The data
_ _ _ _ _ _ _
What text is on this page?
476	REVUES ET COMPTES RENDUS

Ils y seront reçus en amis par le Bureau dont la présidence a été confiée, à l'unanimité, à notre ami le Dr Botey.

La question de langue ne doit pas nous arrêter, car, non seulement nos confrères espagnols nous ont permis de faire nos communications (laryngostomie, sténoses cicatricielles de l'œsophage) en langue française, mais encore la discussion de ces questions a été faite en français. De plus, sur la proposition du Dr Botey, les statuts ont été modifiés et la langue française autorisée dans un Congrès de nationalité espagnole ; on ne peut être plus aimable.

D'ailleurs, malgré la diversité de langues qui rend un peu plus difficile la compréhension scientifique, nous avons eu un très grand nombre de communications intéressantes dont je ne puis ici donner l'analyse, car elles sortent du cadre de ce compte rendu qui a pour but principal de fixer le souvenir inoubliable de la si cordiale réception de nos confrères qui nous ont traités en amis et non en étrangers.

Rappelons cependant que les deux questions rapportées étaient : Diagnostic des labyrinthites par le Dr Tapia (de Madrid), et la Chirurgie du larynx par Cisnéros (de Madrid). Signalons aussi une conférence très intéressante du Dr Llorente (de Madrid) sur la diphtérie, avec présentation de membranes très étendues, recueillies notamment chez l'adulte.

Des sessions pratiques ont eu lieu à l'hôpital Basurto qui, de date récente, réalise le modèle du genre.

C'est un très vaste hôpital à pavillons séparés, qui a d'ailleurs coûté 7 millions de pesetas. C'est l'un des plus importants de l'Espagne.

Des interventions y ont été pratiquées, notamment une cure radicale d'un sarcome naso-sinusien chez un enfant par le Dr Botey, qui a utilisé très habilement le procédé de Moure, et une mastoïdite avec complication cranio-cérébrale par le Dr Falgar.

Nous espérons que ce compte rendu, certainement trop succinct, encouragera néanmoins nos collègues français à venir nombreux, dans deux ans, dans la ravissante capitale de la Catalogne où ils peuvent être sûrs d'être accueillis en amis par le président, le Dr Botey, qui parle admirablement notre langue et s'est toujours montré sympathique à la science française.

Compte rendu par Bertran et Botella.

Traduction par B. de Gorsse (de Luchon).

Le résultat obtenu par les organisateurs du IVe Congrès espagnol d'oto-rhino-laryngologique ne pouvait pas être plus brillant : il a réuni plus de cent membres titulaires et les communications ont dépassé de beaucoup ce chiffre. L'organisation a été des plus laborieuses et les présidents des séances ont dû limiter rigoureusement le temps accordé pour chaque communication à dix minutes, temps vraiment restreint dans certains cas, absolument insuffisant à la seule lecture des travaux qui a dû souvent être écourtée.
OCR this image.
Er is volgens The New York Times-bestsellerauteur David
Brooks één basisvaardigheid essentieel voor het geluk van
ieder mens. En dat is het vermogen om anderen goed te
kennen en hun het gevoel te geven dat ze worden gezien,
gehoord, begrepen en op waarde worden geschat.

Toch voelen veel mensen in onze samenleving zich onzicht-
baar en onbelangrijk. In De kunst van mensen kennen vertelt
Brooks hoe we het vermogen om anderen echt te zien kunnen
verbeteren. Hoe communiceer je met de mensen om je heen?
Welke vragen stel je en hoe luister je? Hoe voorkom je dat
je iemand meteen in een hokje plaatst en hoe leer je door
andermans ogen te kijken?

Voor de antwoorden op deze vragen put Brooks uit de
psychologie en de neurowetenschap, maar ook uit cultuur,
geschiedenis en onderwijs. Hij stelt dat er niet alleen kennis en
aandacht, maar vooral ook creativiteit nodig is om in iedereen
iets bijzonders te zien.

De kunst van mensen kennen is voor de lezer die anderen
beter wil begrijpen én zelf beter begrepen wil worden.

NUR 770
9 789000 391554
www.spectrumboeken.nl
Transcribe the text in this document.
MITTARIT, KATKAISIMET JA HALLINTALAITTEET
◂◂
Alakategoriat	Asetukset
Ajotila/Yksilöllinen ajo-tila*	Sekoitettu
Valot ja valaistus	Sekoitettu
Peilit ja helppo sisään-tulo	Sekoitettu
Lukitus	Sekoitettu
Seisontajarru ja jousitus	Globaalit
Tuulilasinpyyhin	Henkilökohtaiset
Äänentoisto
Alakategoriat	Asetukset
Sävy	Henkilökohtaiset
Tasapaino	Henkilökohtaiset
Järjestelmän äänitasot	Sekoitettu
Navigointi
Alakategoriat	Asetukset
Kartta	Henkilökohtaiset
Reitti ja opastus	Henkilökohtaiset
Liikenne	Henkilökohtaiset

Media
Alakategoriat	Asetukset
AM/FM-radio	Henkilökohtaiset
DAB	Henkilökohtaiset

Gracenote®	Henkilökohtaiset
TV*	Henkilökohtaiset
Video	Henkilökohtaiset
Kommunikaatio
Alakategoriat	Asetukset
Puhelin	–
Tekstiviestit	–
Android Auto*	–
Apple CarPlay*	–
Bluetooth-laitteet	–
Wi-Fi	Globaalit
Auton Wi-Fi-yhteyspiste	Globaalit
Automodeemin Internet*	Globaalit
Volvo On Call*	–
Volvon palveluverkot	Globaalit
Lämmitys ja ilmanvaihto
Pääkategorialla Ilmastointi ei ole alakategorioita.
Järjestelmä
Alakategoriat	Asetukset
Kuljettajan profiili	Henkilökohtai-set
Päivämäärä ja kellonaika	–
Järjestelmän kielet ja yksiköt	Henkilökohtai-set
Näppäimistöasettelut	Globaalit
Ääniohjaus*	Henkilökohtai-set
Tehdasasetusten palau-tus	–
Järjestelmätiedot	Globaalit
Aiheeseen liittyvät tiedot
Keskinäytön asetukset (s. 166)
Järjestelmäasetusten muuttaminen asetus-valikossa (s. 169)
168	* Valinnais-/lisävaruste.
_ _ _ _ _ _ _
Directive
Copy all lines in the listing above where the string "Järjestelmän" appears.

Solution to the problem
Järjestelmän äänitasot	Sekoitettu
Järjestelmän kielet ja yksiköt	Henkilökohtai-set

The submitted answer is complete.